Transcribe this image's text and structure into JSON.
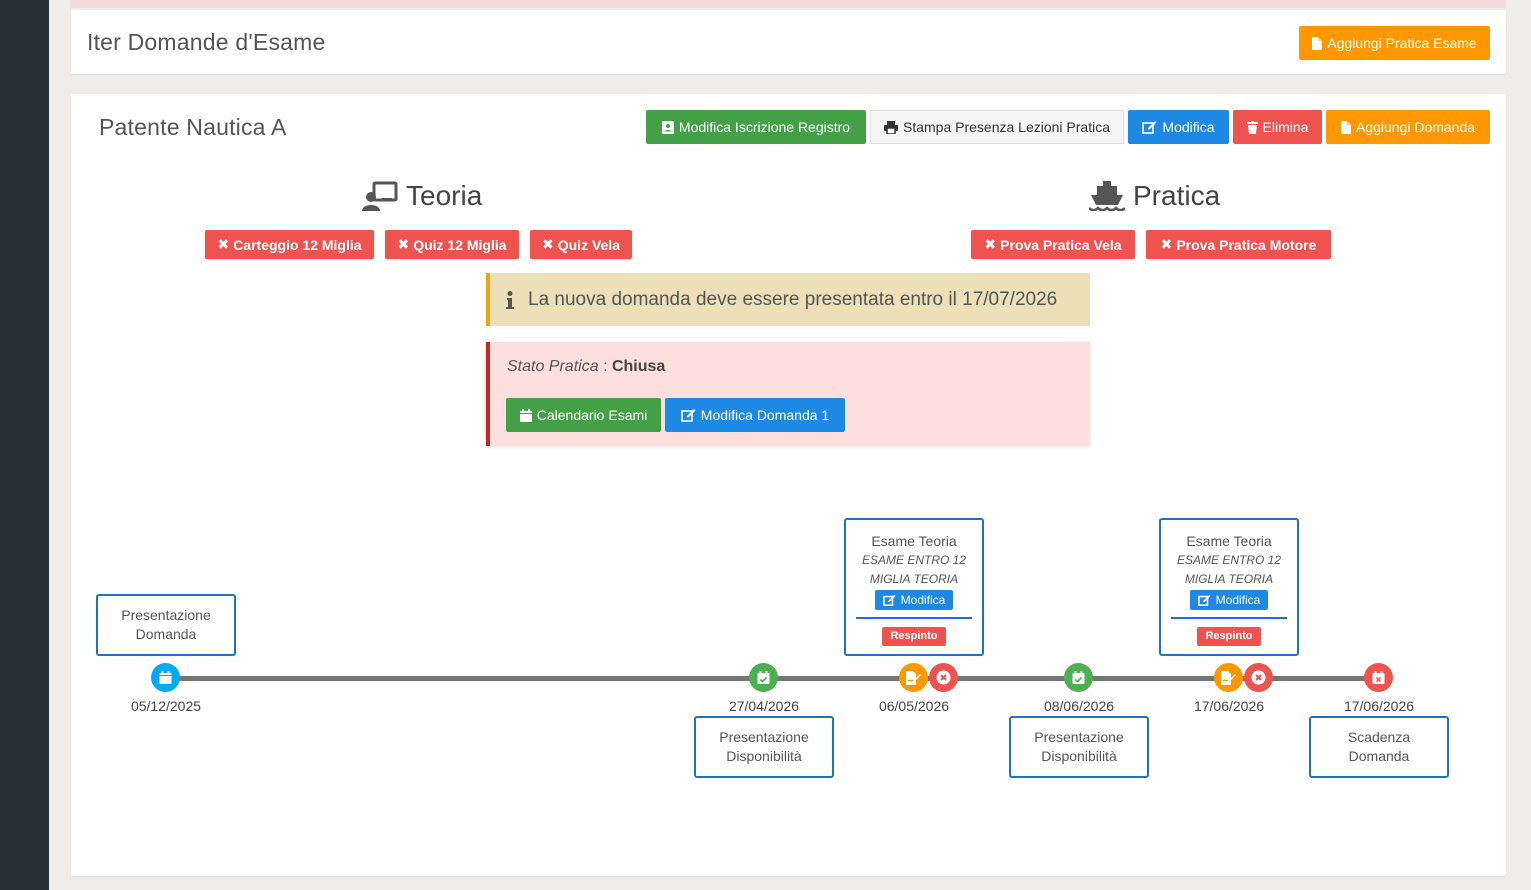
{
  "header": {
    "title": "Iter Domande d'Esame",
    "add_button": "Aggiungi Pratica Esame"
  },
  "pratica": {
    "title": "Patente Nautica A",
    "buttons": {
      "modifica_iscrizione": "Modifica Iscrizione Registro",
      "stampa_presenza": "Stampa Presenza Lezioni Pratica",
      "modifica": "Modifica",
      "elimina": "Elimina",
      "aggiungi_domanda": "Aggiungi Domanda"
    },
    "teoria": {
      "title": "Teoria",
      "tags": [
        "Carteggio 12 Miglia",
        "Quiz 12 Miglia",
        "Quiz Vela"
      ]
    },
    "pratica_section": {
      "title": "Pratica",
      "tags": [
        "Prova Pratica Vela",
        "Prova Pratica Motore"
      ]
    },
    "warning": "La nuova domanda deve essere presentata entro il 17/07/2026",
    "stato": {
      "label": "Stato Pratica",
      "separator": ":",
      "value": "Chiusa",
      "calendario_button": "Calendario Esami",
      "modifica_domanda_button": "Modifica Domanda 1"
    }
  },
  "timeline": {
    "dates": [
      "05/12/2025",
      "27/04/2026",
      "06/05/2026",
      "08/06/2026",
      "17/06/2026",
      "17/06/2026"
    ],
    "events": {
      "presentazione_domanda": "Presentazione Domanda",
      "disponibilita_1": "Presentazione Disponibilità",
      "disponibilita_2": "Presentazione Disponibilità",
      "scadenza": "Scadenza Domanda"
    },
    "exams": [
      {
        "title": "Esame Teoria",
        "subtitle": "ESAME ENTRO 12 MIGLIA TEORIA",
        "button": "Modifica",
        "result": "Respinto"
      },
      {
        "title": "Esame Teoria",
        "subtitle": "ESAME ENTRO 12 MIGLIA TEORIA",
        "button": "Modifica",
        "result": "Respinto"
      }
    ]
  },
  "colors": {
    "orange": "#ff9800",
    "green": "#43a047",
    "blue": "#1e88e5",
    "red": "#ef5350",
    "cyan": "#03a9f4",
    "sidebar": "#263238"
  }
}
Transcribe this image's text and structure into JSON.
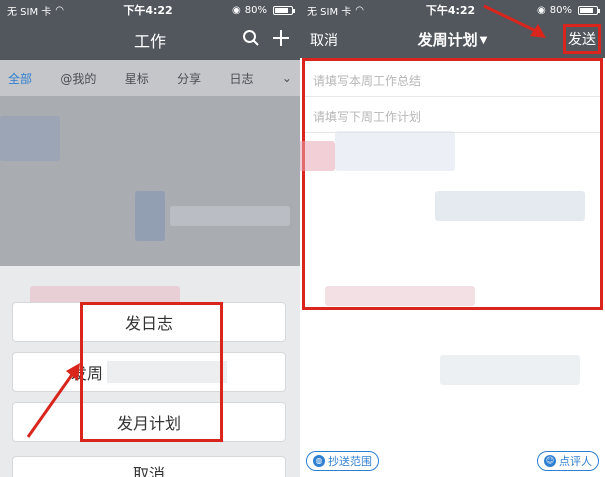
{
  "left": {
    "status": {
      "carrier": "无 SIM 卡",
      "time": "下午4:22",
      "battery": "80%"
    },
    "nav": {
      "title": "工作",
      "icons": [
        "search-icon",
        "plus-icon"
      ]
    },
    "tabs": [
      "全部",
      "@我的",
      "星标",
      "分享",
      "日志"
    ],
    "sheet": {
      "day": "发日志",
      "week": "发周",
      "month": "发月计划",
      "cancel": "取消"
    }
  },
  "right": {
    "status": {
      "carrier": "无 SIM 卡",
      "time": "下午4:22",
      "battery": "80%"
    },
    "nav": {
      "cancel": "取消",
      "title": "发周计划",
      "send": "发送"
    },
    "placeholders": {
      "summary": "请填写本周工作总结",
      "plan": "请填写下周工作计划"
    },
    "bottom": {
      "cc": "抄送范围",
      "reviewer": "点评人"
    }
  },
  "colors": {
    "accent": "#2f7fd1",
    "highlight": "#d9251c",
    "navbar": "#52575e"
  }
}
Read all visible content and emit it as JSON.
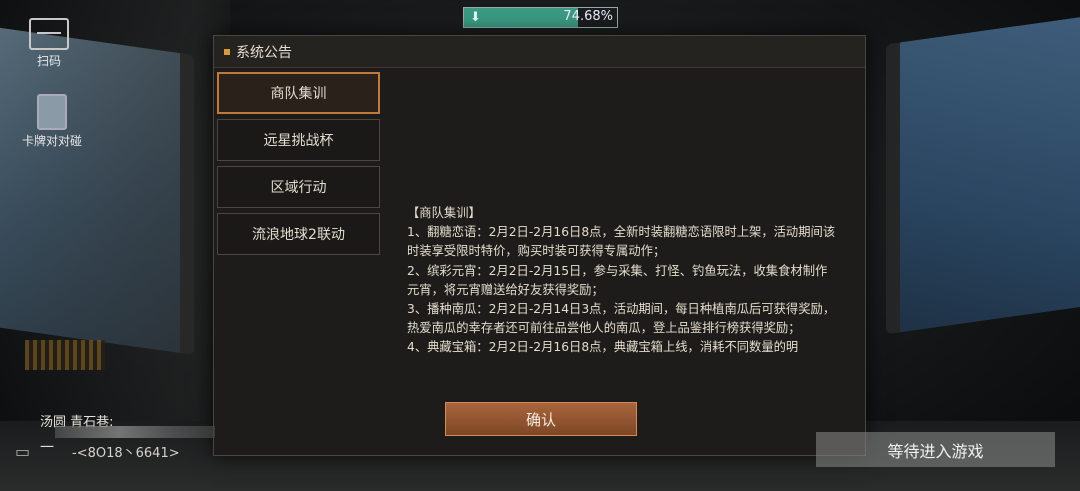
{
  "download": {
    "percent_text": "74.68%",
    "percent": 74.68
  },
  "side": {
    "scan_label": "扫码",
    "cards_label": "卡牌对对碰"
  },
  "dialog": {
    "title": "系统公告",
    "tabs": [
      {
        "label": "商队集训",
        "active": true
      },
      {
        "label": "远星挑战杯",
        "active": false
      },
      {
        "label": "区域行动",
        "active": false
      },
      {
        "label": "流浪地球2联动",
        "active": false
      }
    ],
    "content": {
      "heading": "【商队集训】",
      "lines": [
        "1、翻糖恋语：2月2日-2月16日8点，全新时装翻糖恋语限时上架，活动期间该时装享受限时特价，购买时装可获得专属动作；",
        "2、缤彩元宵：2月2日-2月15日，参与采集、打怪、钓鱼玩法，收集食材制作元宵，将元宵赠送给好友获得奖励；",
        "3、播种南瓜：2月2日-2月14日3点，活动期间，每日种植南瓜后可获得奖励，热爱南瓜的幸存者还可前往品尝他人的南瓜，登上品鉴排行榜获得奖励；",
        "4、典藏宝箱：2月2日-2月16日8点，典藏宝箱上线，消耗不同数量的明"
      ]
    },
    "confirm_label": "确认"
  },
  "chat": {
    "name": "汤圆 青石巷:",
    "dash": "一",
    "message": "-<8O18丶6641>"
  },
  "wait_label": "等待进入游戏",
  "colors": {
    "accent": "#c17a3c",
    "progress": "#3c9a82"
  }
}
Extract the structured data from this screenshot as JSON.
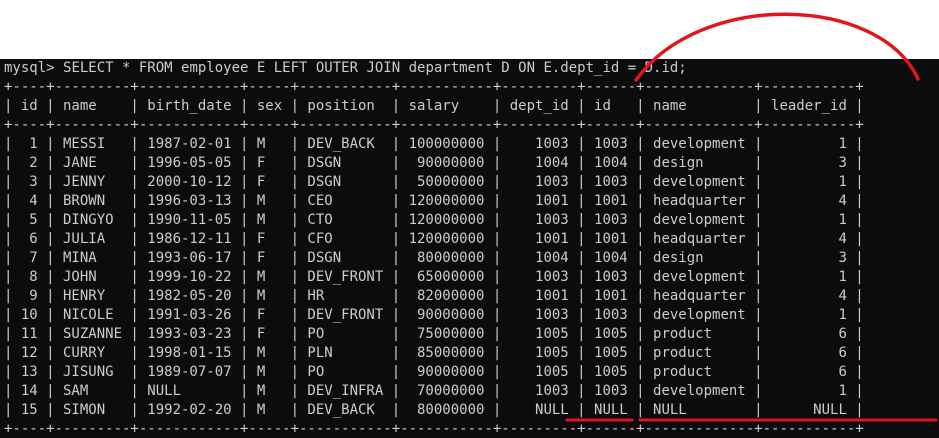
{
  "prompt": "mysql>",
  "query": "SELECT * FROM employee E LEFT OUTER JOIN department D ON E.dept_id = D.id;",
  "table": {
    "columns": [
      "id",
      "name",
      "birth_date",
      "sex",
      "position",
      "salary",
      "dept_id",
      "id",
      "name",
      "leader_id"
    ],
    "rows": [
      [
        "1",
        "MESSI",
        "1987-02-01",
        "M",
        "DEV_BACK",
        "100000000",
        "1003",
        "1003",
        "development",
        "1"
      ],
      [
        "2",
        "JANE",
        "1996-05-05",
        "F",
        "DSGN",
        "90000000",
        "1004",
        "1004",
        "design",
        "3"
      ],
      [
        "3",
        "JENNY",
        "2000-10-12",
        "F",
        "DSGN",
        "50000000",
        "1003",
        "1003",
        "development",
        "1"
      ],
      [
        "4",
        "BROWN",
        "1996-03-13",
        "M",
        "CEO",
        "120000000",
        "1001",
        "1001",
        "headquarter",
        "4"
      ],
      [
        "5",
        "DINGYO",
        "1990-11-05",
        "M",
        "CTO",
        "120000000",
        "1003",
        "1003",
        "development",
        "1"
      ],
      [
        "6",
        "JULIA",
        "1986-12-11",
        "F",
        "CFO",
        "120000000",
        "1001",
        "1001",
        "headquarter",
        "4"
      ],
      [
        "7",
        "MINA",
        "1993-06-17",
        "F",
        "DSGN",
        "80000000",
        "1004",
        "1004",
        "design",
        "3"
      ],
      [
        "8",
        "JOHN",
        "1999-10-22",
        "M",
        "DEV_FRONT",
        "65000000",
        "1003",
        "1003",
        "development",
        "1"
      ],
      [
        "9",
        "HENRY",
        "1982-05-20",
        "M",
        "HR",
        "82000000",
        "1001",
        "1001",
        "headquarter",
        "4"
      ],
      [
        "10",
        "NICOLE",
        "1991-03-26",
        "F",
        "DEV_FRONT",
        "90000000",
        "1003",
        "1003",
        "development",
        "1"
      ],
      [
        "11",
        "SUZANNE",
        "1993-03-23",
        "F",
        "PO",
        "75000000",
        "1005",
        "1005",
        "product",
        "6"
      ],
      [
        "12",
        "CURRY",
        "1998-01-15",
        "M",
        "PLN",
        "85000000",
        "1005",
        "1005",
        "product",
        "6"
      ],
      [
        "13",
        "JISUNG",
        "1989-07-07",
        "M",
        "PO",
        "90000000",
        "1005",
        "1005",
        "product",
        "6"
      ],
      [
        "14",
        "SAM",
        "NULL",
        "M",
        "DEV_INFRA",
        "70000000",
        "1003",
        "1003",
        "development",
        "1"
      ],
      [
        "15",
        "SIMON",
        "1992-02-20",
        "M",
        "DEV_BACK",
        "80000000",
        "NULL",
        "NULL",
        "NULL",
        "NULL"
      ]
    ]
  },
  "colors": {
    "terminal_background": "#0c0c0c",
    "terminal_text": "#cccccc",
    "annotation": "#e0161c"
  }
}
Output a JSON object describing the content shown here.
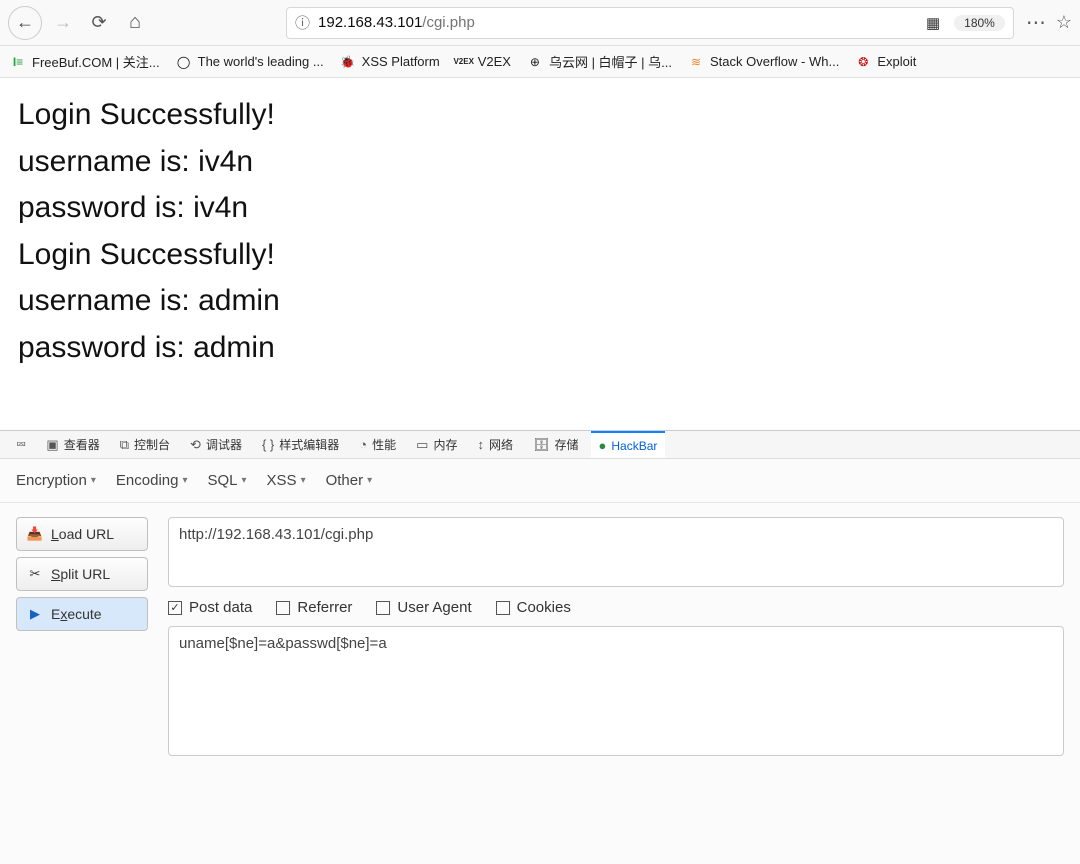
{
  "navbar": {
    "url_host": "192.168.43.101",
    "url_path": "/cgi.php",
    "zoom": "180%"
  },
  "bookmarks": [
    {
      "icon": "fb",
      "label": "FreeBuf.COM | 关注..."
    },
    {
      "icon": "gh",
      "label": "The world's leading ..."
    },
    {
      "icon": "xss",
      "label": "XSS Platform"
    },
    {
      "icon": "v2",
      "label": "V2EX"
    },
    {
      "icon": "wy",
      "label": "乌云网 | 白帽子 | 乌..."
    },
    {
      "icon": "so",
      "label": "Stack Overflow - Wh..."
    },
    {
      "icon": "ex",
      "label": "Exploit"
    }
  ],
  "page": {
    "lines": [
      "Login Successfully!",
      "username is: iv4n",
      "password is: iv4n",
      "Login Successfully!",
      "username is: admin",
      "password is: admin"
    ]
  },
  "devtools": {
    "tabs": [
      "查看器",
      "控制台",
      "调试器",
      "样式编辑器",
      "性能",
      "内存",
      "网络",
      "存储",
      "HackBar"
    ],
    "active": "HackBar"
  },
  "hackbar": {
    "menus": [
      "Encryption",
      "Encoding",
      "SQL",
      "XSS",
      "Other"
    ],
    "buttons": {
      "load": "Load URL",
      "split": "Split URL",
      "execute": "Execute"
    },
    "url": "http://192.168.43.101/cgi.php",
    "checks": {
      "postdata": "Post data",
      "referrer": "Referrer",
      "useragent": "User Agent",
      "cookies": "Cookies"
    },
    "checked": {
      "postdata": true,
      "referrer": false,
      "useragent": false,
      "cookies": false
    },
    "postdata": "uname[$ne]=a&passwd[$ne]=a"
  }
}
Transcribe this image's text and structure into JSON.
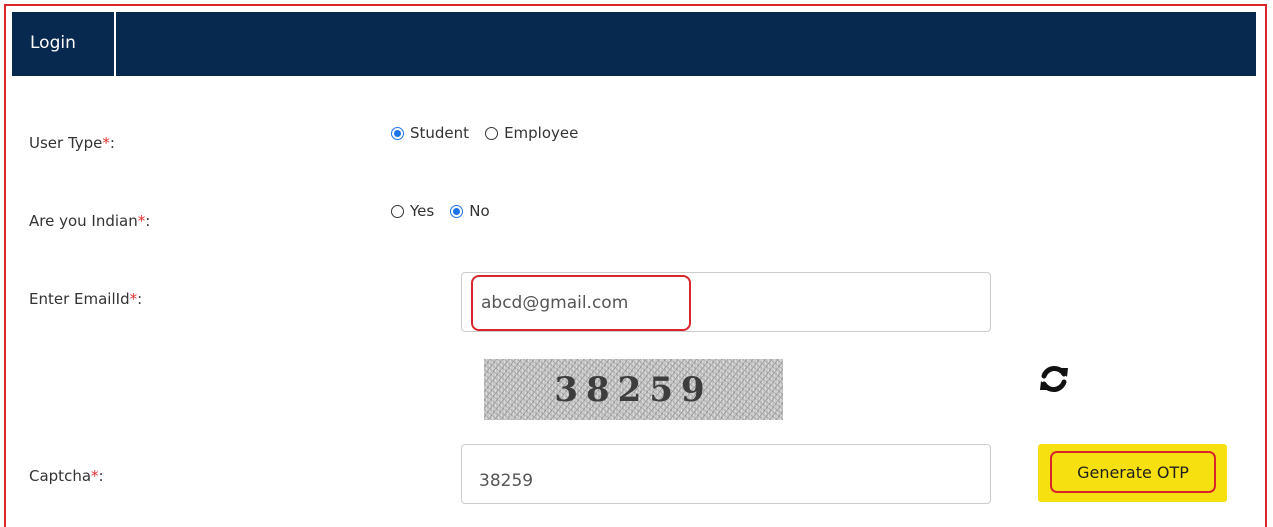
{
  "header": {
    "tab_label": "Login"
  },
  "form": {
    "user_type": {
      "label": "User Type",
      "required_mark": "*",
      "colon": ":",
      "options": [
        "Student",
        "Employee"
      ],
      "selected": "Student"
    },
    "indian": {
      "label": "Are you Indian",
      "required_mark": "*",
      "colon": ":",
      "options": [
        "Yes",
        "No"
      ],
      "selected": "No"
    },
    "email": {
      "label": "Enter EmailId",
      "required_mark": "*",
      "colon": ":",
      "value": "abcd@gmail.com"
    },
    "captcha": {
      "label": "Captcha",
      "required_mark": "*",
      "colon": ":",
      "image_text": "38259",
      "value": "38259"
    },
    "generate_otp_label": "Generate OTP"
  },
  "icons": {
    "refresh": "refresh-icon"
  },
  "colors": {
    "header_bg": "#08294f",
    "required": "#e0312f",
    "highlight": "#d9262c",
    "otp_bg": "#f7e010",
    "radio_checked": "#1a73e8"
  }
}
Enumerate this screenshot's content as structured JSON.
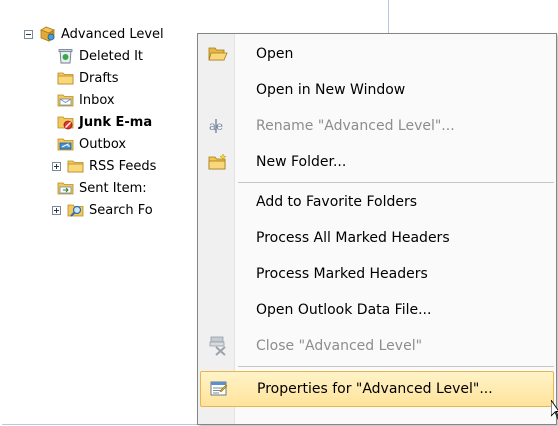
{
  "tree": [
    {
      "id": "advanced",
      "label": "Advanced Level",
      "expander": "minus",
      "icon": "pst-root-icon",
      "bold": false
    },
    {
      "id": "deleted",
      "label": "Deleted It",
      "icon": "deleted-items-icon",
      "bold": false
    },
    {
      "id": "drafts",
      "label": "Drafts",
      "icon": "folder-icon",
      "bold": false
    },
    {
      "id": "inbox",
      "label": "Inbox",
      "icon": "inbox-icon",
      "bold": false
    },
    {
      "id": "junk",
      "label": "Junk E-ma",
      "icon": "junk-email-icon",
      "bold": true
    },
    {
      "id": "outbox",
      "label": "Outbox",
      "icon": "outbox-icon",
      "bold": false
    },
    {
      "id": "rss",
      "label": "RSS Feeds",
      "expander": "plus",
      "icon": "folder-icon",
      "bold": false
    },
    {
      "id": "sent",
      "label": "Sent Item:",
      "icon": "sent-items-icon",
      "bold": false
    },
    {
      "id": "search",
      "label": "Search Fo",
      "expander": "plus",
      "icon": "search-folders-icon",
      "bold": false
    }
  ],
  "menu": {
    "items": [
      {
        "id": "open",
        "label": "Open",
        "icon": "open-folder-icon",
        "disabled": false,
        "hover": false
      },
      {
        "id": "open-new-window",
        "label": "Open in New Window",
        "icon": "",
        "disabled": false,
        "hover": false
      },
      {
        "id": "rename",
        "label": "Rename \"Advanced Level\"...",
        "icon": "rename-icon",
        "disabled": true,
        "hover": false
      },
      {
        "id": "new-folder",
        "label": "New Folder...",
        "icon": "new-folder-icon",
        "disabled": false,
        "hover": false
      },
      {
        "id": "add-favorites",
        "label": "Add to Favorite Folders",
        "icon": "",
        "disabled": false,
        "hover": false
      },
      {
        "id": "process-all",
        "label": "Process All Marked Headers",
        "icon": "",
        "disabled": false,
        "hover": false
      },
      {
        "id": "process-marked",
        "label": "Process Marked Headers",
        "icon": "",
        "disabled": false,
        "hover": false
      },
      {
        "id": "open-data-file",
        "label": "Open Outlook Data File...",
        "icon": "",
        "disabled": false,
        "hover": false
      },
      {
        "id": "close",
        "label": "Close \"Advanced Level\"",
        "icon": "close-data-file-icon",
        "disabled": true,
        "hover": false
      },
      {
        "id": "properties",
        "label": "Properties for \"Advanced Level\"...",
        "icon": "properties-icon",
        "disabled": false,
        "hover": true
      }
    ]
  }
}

------

» Problem requirements:
Give the number of lines in the data that contain "structured", with no other words.

» Reply to the exercise:
2